--- START GIVEN RECORDS ---
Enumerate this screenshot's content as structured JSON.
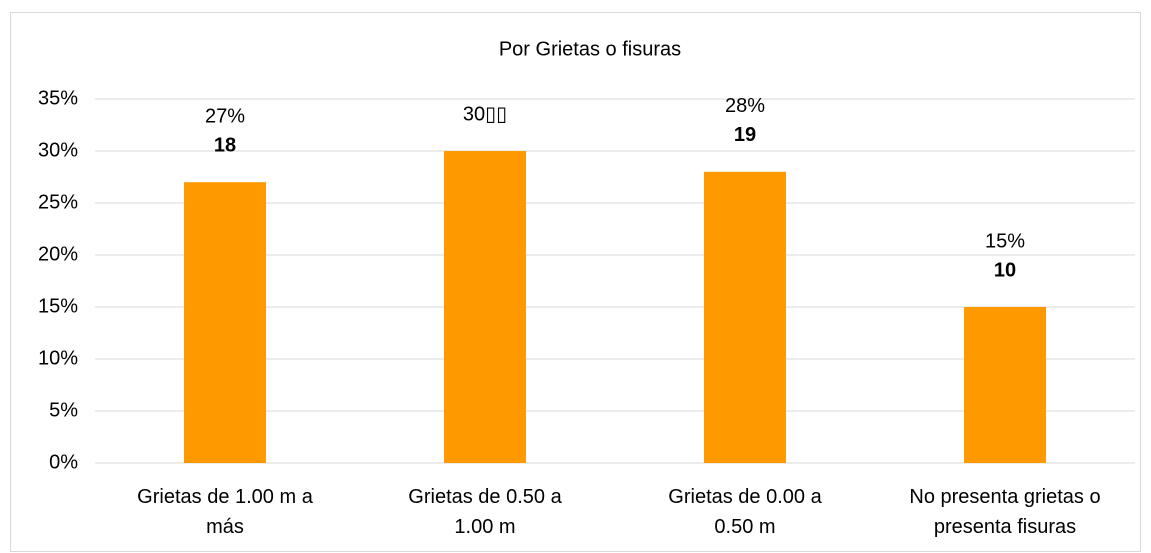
{
  "chart_data": {
    "type": "bar",
    "title": "Por Grietas o fisuras",
    "categories": [
      "Grietas de 1.00 m a más",
      "Grietas de 0.50 a 1.00 m",
      "Grietas de 0.00 a 0.50 m",
      "No presenta grietas o presenta fisuras"
    ],
    "values": [
      27,
      30,
      28,
      15
    ],
    "value_labels": [
      "27%",
      "30▯▯",
      "28%",
      "15%"
    ],
    "counts": [
      18,
      null,
      19,
      10
    ],
    "color": "#ff9900",
    "ylim": [
      0,
      35
    ],
    "yticks": [
      {
        "value": 0,
        "label": "0%"
      },
      {
        "value": 5,
        "label": "5%"
      },
      {
        "value": 10,
        "label": "10%"
      },
      {
        "value": 15,
        "label": "15%"
      },
      {
        "value": 20,
        "label": "20%"
      },
      {
        "value": 25,
        "label": "25%"
      },
      {
        "value": 30,
        "label": "30%"
      },
      {
        "value": 35,
        "label": "35%"
      }
    ],
    "grid": true
  }
}
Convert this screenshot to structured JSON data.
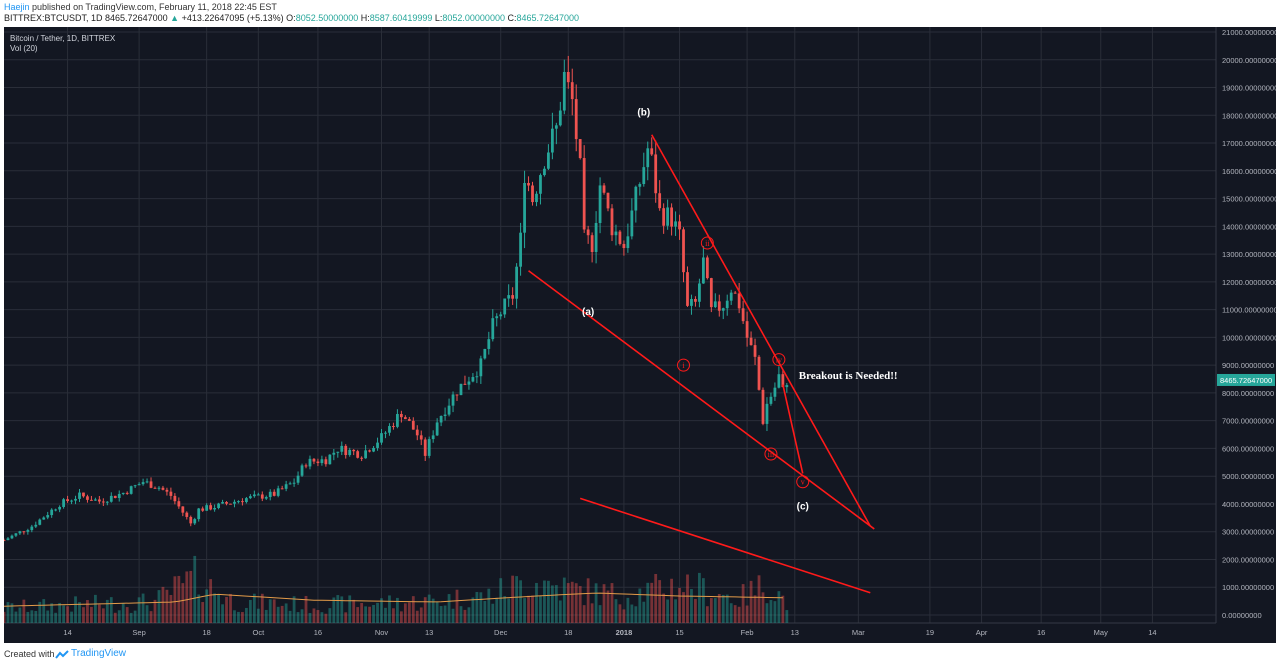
{
  "header": {
    "author": "Haejin",
    "published_text": "published on TradingView.com, February 11, 2018 22:45 EST",
    "symbol": "BITTREX:BTCUSDT, 1D",
    "last": "8465.72647000",
    "change": "+413.22647095 (+5.13%)",
    "o_label": "O:",
    "o_value": "8052.50000000",
    "h_label": "H:",
    "h_value": "8587.60419999",
    "l_label": "L:",
    "l_value": "8052.00000000",
    "c_label": "C:",
    "c_value": "8465.72647000"
  },
  "legend": {
    "title": "Bitcoin / Tether, 1D, BITTREX",
    "volume": "Vol (20)"
  },
  "footer": {
    "created_with": "Created with",
    "brand": "TradingView"
  },
  "colors": {
    "background": "#131722",
    "grid": "#2a2e39",
    "up": "#26a69a",
    "down": "#ef5350",
    "annotation": "#ff1a1a",
    "vol_ma": "#e39b49",
    "price_tag": "#26a69a"
  },
  "chart_data": {
    "type": "candlestick",
    "ylim": [
      -500,
      21000
    ],
    "y_ticks": [
      "21000.00000000",
      "20000.00000000",
      "19000.00000000",
      "18000.00000000",
      "17000.00000000",
      "16000.00000000",
      "15000.00000000",
      "14000.00000000",
      "13000.00000000",
      "12000.00000000",
      "11000.00000000",
      "10000.00000000",
      "9000.00000000",
      "8000.00000000",
      "7000.00000000",
      "6000.00000000",
      "5000.00000000",
      "4000.00000000",
      "3000.00000000",
      "2000.00000000",
      "1000.00000000",
      "0.00000000"
    ],
    "x_start": "2017-07-29",
    "x_end": "2018-05-30",
    "x_ticks": [
      {
        "date": "2017-08-14",
        "label": "14"
      },
      {
        "date": "2017-09-01",
        "label": "Sep"
      },
      {
        "date": "2017-09-18",
        "label": "18"
      },
      {
        "date": "2017-10-01",
        "label": "Oct"
      },
      {
        "date": "2017-10-16",
        "label": "16"
      },
      {
        "date": "2017-11-01",
        "label": "Nov"
      },
      {
        "date": "2017-11-13",
        "label": "13"
      },
      {
        "date": "2017-12-01",
        "label": "Dec"
      },
      {
        "date": "2017-12-18",
        "label": "18"
      },
      {
        "date": "2018-01-01",
        "label": "2018"
      },
      {
        "date": "2018-01-15",
        "label": "15"
      },
      {
        "date": "2018-02-01",
        "label": "Feb"
      },
      {
        "date": "2018-02-13",
        "label": "13"
      },
      {
        "date": "2018-03-01",
        "label": "Mar"
      },
      {
        "date": "2018-03-19",
        "label": "19"
      },
      {
        "date": "2018-04-01",
        "label": "Apr"
      },
      {
        "date": "2018-04-16",
        "label": "16"
      },
      {
        "date": "2018-05-01",
        "label": "May"
      },
      {
        "date": "2018-05-14",
        "label": "14"
      }
    ],
    "last_price_label": "8465.72647000",
    "last_price": 8465.73,
    "price_path": [
      [
        "2017-07-29",
        2700
      ],
      [
        "2017-08-05",
        3200
      ],
      [
        "2017-08-12",
        4000
      ],
      [
        "2017-08-17",
        4300
      ],
      [
        "2017-08-22",
        4100
      ],
      [
        "2017-08-28",
        4400
      ],
      [
        "2017-09-02",
        4800
      ],
      [
        "2017-09-06",
        4600
      ],
      [
        "2017-09-09",
        4300
      ],
      [
        "2017-09-14",
        3300
      ],
      [
        "2017-09-16",
        3800
      ],
      [
        "2017-09-20",
        3900
      ],
      [
        "2017-09-28",
        4200
      ],
      [
        "2017-10-05",
        4350
      ],
      [
        "2017-10-10",
        4800
      ],
      [
        "2017-10-13",
        5500
      ],
      [
        "2017-10-18",
        5600
      ],
      [
        "2017-10-21",
        6000
      ],
      [
        "2017-10-27",
        5800
      ],
      [
        "2017-11-01",
        6400
      ],
      [
        "2017-11-06",
        7300
      ],
      [
        "2017-11-10",
        6500
      ],
      [
        "2017-11-12",
        5800
      ],
      [
        "2017-11-15",
        7000
      ],
      [
        "2017-11-20",
        8100
      ],
      [
        "2017-11-26",
        9000
      ],
      [
        "2017-11-29",
        10400
      ],
      [
        "2017-12-01",
        10900
      ],
      [
        "2017-12-04",
        11500
      ],
      [
        "2017-12-06",
        13500
      ],
      [
        "2017-12-07",
        16000
      ],
      [
        "2017-12-09",
        15000
      ],
      [
        "2017-12-12",
        16500
      ],
      [
        "2017-12-15",
        17500
      ],
      [
        "2017-12-17",
        19400
      ],
      [
        "2017-12-19",
        18500
      ],
      [
        "2017-12-21",
        16000
      ],
      [
        "2017-12-22",
        13500
      ],
      [
        "2017-12-24",
        13400
      ],
      [
        "2017-12-26",
        15500
      ],
      [
        "2017-12-29",
        14000
      ],
      [
        "2018-01-01",
        13300
      ],
      [
        "2018-01-04",
        15000
      ],
      [
        "2018-01-07",
        16800
      ],
      [
        "2018-01-08",
        16300
      ],
      [
        "2018-01-10",
        14500
      ],
      [
        "2018-01-13",
        14300
      ],
      [
        "2018-01-15",
        13600
      ],
      [
        "2018-01-17",
        11000
      ],
      [
        "2018-01-19",
        11200
      ],
      [
        "2018-01-21",
        12700
      ],
      [
        "2018-01-23",
        10900
      ],
      [
        "2018-01-26",
        11200
      ],
      [
        "2018-01-28",
        11800
      ],
      [
        "2018-01-30",
        11200
      ],
      [
        "2018-02-01",
        10000
      ],
      [
        "2018-02-03",
        9200
      ],
      [
        "2018-02-05",
        7000
      ],
      [
        "2018-02-06",
        7600
      ],
      [
        "2018-02-08",
        8200
      ],
      [
        "2018-02-09",
        8600
      ],
      [
        "2018-02-10",
        8050
      ],
      [
        "2018-02-11",
        8466
      ]
    ],
    "volume_note": "volume bars shown in lower pane (relative heights)",
    "volume_path": [
      [
        "2017-07-29",
        0.25
      ],
      [
        "2017-08-15",
        0.3
      ],
      [
        "2017-09-05",
        0.35
      ],
      [
        "2017-09-15",
        0.75
      ],
      [
        "2017-09-25",
        0.35
      ],
      [
        "2017-10-15",
        0.3
      ],
      [
        "2017-11-10",
        0.35
      ],
      [
        "2017-11-28",
        0.45
      ],
      [
        "2017-12-08",
        0.7
      ],
      [
        "2017-12-20",
        0.55
      ],
      [
        "2018-01-01",
        0.45
      ],
      [
        "2018-01-16",
        0.65
      ],
      [
        "2018-01-30",
        0.4
      ],
      [
        "2018-02-06",
        0.65
      ],
      [
        "2018-02-11",
        0.35
      ]
    ],
    "volume_ma_path": [
      [
        "2017-07-29",
        0.28
      ],
      [
        "2017-09-10",
        0.35
      ],
      [
        "2017-09-20",
        0.48
      ],
      [
        "2017-10-15",
        0.38
      ],
      [
        "2017-11-15",
        0.35
      ],
      [
        "2017-12-10",
        0.45
      ],
      [
        "2017-12-25",
        0.5
      ],
      [
        "2018-01-15",
        0.45
      ],
      [
        "2018-02-11",
        0.42
      ]
    ],
    "annotations": {
      "lines": [
        {
          "from": [
            "2017-12-08",
            12400
          ],
          "to": [
            "2018-03-05",
            3100
          ]
        },
        {
          "from": [
            "2018-01-08",
            17300
          ],
          "to": [
            "2018-03-04",
            3200
          ]
        },
        {
          "from": [
            "2018-02-10",
            8300
          ],
          "to": [
            "2018-02-15",
            5100
          ]
        },
        {
          "from": [
            "2017-12-21",
            4200
          ],
          "to": [
            "2018-03-04",
            800
          ]
        }
      ],
      "circled_labels": [
        {
          "text": "ii",
          "date": "2018-01-22",
          "value": 13400
        },
        {
          "text": "i",
          "date": "2018-01-16",
          "value": 9000
        },
        {
          "text": "iii",
          "date": "2018-02-07",
          "value": 5800
        },
        {
          "text": "iv",
          "date": "2018-02-09",
          "value": 9200
        },
        {
          "text": "v",
          "date": "2018-02-15",
          "value": 4800
        }
      ],
      "white_labels": [
        {
          "text": "(b)",
          "date": "2018-01-06",
          "value": 18000
        },
        {
          "text": "(a)",
          "date": "2017-12-23",
          "value": 10800
        },
        {
          "text": "(c)",
          "date": "2018-02-15",
          "value": 3800
        }
      ],
      "note": {
        "text": "Breakout is Needed!!",
        "date": "2018-02-14",
        "value": 8500
      }
    }
  }
}
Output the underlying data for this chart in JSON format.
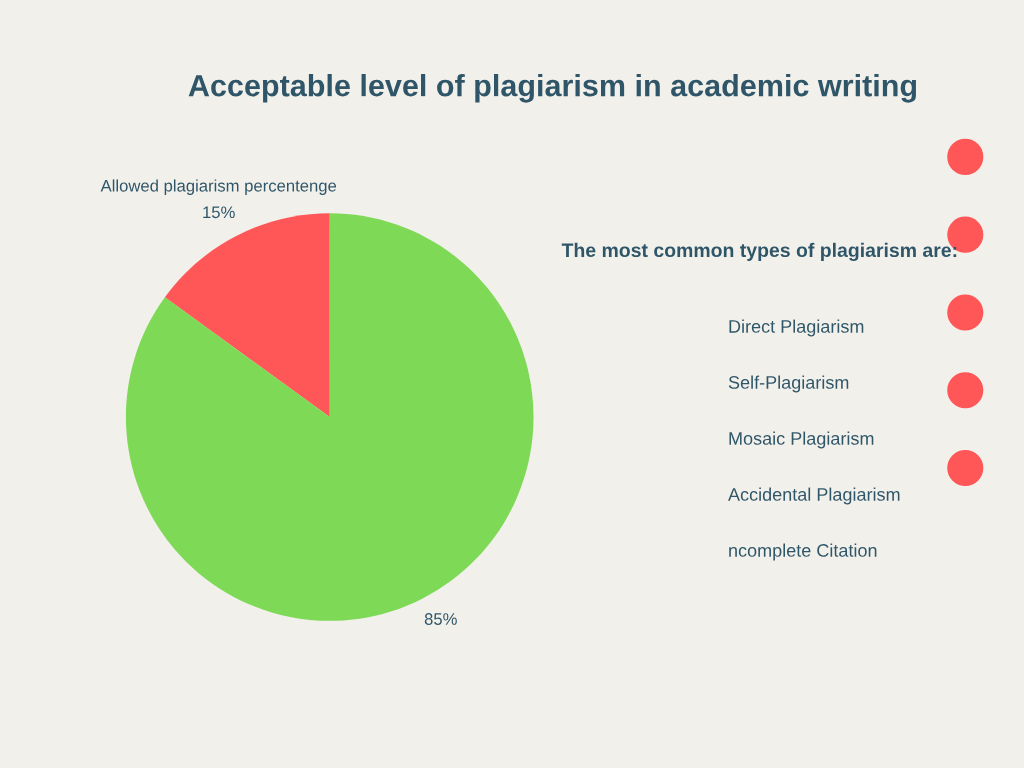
{
  "chart_data": [
    {
      "type": "pie",
      "title": "Acceptable level of plagiarism in academic writing",
      "categories": [
        "Allowed plagiarism percentenge",
        null
      ],
      "values": [
        15,
        85
      ],
      "colors": [
        "#ff5757",
        "#7ed957"
      ],
      "value_labels": [
        "15%",
        "85%"
      ],
      "legend": false
    },
    {
      "type": "other",
      "title": "The most common types of plagiarism are:",
      "annotations": [
        "Direct Plagiarism",
        "Self-Plagiarism",
        "Mosaic Plagiarism",
        "Accidental Plagiarism",
        "ncomplete Citation"
      ]
    }
  ]
}
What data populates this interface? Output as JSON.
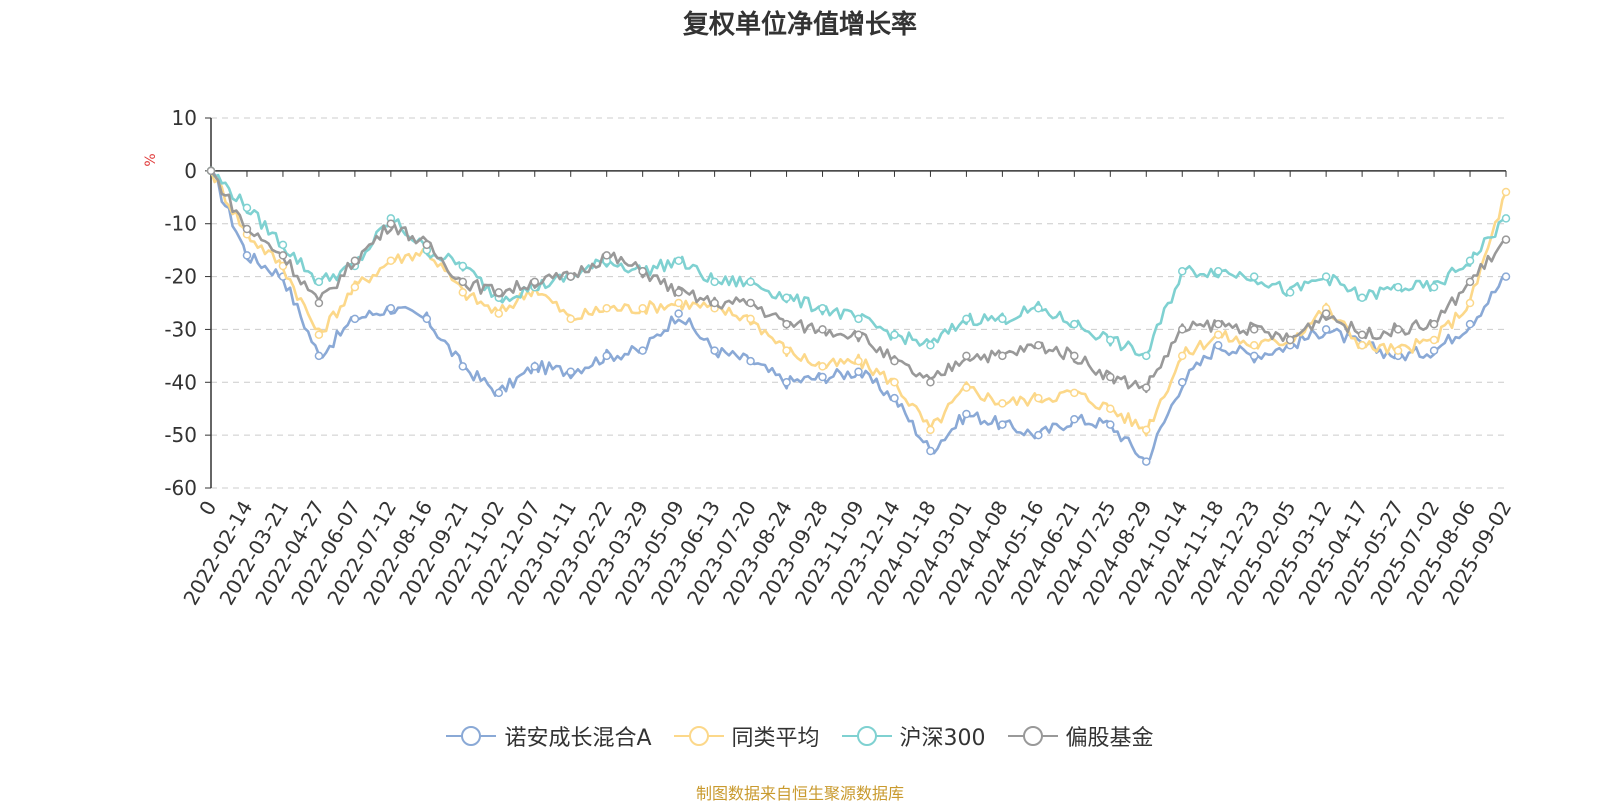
{
  "chart_data": {
    "type": "line",
    "title": "复权单位净值增长率",
    "ylabel": "%",
    "ylim": [
      -60,
      10
    ],
    "yticks": [
      10,
      0,
      -10,
      -20,
      -30,
      -40,
      -50,
      -60
    ],
    "grid": true,
    "legend_position": "bottom",
    "categories": [
      "0",
      "2022-02-14",
      "2022-03-21",
      "2022-04-27",
      "2022-06-07",
      "2022-07-12",
      "2022-08-16",
      "2022-09-21",
      "2022-11-02",
      "2022-12-07",
      "2023-01-11",
      "2023-02-22",
      "2023-03-29",
      "2023-05-09",
      "2023-06-13",
      "2023-07-20",
      "2023-08-24",
      "2023-09-28",
      "2023-11-09",
      "2023-12-14",
      "2024-01-18",
      "2024-03-01",
      "2024-04-08",
      "2024-05-16",
      "2024-06-21",
      "2024-07-25",
      "2024-08-29",
      "2024-10-14",
      "2024-11-18",
      "2024-12-23",
      "2025-02-05",
      "2025-03-12",
      "2025-04-17",
      "2025-05-27",
      "2025-07-02",
      "2025-08-06",
      "2025-09-02"
    ],
    "series": [
      {
        "name": "诺安成长混合A",
        "color": "#8aa9d6",
        "values": [
          0,
          -16,
          -20,
          -35,
          -28,
          -26,
          -28,
          -37,
          -42,
          -37,
          -38,
          -35,
          -34,
          -27,
          -34,
          -36,
          -40,
          -39,
          -38,
          -43,
          -53,
          -46,
          -48,
          -50,
          -47,
          -48,
          -55,
          -40,
          -33,
          -35,
          -33,
          -30,
          -33,
          -35,
          -34,
          -29,
          -20
        ]
      },
      {
        "name": "同类平均",
        "color": "#fcd88a",
        "values": [
          0,
          -12,
          -18,
          -31,
          -22,
          -17,
          -15,
          -23,
          -27,
          -22,
          -28,
          -26,
          -26,
          -25,
          -26,
          -28,
          -34,
          -37,
          -36,
          -40,
          -49,
          -41,
          -44,
          -43,
          -42,
          -45,
          -49,
          -35,
          -31,
          -33,
          -32,
          -26,
          -33,
          -34,
          -32,
          -25,
          -4
        ]
      },
      {
        "name": "沪深300",
        "color": "#7fd1d1",
        "values": [
          0,
          -7,
          -14,
          -21,
          -18,
          -9,
          -15,
          -18,
          -24,
          -22,
          -20,
          -17,
          -19,
          -17,
          -21,
          -21,
          -24,
          -26,
          -28,
          -31,
          -33,
          -28,
          -28,
          -26,
          -29,
          -32,
          -35,
          -19,
          -19,
          -20,
          -23,
          -20,
          -24,
          -22,
          -22,
          -17,
          -9
        ]
      },
      {
        "name": "偏股基金",
        "color": "#999999",
        "values": [
          0,
          -11,
          -16,
          -25,
          -17,
          -10,
          -14,
          -21,
          -23,
          -21,
          -20,
          -16,
          -19,
          -23,
          -25,
          -25,
          -29,
          -30,
          -31,
          -36,
          -40,
          -35,
          -35,
          -33,
          -35,
          -39,
          -41,
          -30,
          -29,
          -30,
          -32,
          -27,
          -31,
          -30,
          -29,
          -21,
          -13
        ]
      }
    ]
  },
  "source_text": "制图数据来自恒生聚源数据库"
}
--- END GIVEN RECORDS ---
#### [TO DO]
Write out each line of the data that holds the string "fisuras".

#### [TASK OUTPUT]
    "title": "Por Grietas o fisuras",
      "No presenta grietas o presenta fisuras"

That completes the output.